WRITTEN EXERCISE: Exclude the pictures; give every entry again exactly as written.

# START OF PROVIDED DATA

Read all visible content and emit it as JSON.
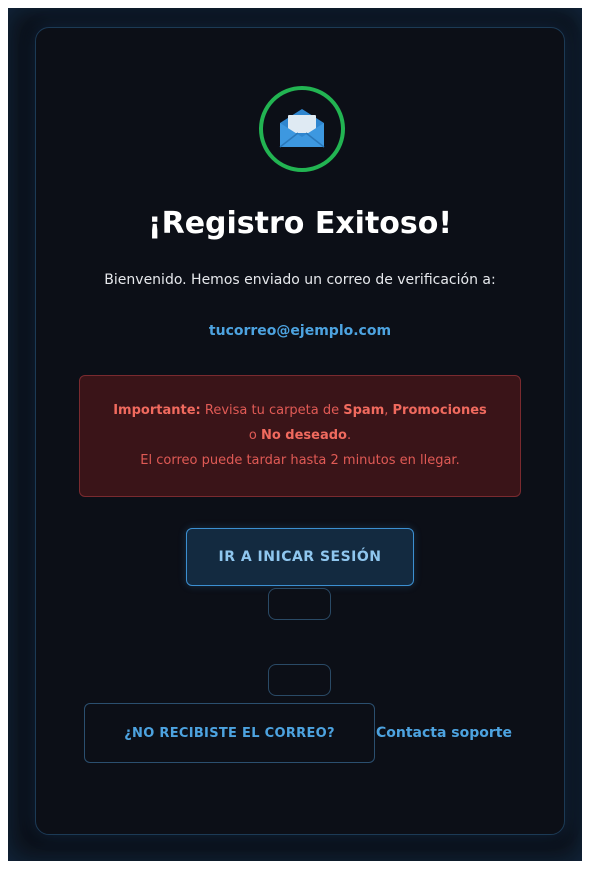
{
  "header": {
    "title": "¡Registro Exitoso!",
    "subtitle": "Bienvenido. Hemos enviado un correo de verificación a:",
    "email": "tucorreo@ejemplo.com",
    "icon": "envelope-icon"
  },
  "alert": {
    "label": "Importante:",
    "text1": " Revisa tu carpeta de ",
    "spam": "Spam",
    "sep": ", ",
    "promo": "Promociones",
    "text2": "o ",
    "nodeseado": "No deseado",
    "period": ".",
    "line3": "El correo puede tardar hasta 2 minutos en llegar."
  },
  "actions": {
    "login_label": "IR A INICAR SESIÓN",
    "resend_label": "¿NO RECIBISTE EL CORREO?",
    "support_label": "Contacta soporte"
  },
  "colors": {
    "accent": "#4da3e0",
    "success": "#22b452",
    "danger": "#e05a55"
  }
}
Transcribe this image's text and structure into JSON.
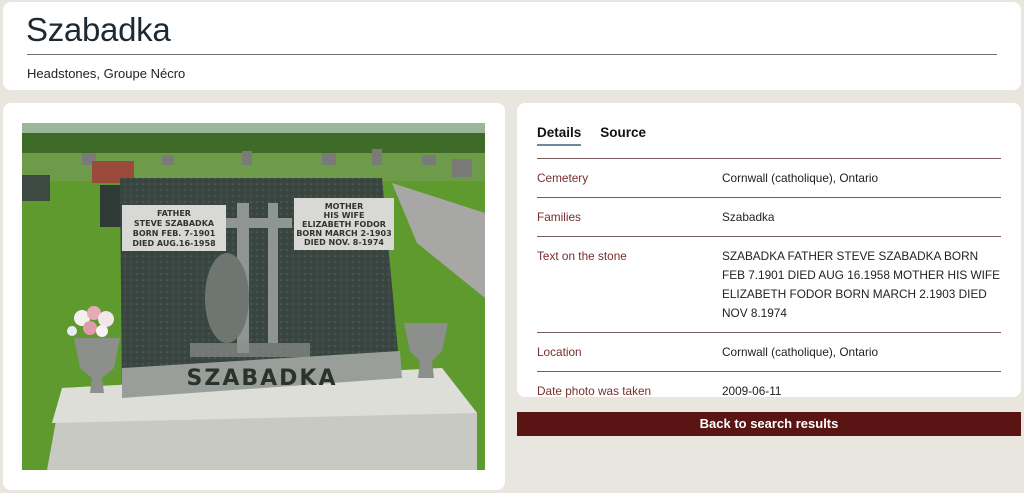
{
  "header": {
    "title": "Szabadka",
    "breadcrumb": "Headstones, Groupe Nécro"
  },
  "photo": {
    "stone_left_lines": [
      "FATHER",
      "STEVE SZABADKA",
      "BORN FEB. 7-1901",
      "DIED AUG.16-1958"
    ],
    "stone_right_lines": [
      "MOTHER",
      "HIS WIFE",
      "ELIZABETH FODOR",
      "BORN MARCH 2-1903",
      "DIED NOV. 8-1974"
    ],
    "stone_name": "SZABADKA"
  },
  "tabs": [
    {
      "label": "Details"
    },
    {
      "label": "Source"
    }
  ],
  "details": [
    {
      "label": "Cemetery",
      "value": "Cornwall (catholique), Ontario"
    },
    {
      "label": "Families",
      "value": "Szabadka"
    },
    {
      "label": "Text on the stone",
      "value": "SZABADKA FATHER STEVE SZABADKA BORN FEB 7.1901 DIED AUG 16.1958 MOTHER HIS WIFE ELIZABETH FODOR BORN MARCH 2.1903 DIED NOV 8.1974"
    },
    {
      "label": "Location",
      "value": "Cornwall (catholique), Ontario"
    },
    {
      "label": "Date photo was taken",
      "value": "2009-06-11"
    }
  ],
  "back_button": "Back to search results"
}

# END OF PROVIDED DATA

CORRECT OUTPUT:
Read all visible content and emit it as JSON.
{
  "header": {
    "title": "¡Registro Exitoso!",
    "subtitle": "Bienvenido. Hemos enviado un correo de verificación a:",
    "email": "tucorreo@ejemplo.com",
    "icon": "envelope-icon"
  },
  "alert": {
    "label": "Importante:",
    "text1": " Revisa tu carpeta de ",
    "spam": "Spam",
    "sep": ", ",
    "promo": "Promociones",
    "text2": "o ",
    "nodeseado": "No deseado",
    "period": ".",
    "line3": "El correo puede tardar hasta 2 minutos en llegar."
  },
  "actions": {
    "login_label": "IR A INICAR SESIÓN",
    "resend_label": "¿NO RECIBISTE EL CORREO?",
    "support_label": "Contacta soporte"
  },
  "colors": {
    "accent": "#4da3e0",
    "success": "#22b452",
    "danger": "#e05a55"
  }
}
Transcribe this image's text and structure into JSON.
{
  "header": {
    "title": "Szabadka",
    "breadcrumb": "Headstones, Groupe Nécro"
  },
  "photo": {
    "stone_left_lines": [
      "FATHER",
      "STEVE SZABADKA",
      "BORN FEB. 7-1901",
      "DIED AUG.16-1958"
    ],
    "stone_right_lines": [
      "MOTHER",
      "HIS WIFE",
      "ELIZABETH FODOR",
      "BORN MARCH 2-1903",
      "DIED NOV. 8-1974"
    ],
    "stone_name": "SZABADKA"
  },
  "tabs": [
    {
      "label": "Details"
    },
    {
      "label": "Source"
    }
  ],
  "details": [
    {
      "label": "Cemetery",
      "value": "Cornwall (catholique), Ontario"
    },
    {
      "label": "Families",
      "value": "Szabadka"
    },
    {
      "label": "Text on the stone",
      "value": "SZABADKA FATHER STEVE SZABADKA BORN FEB 7.1901 DIED AUG 16.1958 MOTHER HIS WIFE ELIZABETH FODOR BORN MARCH 2.1903 DIED NOV 8.1974"
    },
    {
      "label": "Location",
      "value": "Cornwall (catholique), Ontario"
    },
    {
      "label": "Date photo was taken",
      "value": "2009-06-11"
    }
  ],
  "back_button": "Back to search results"
}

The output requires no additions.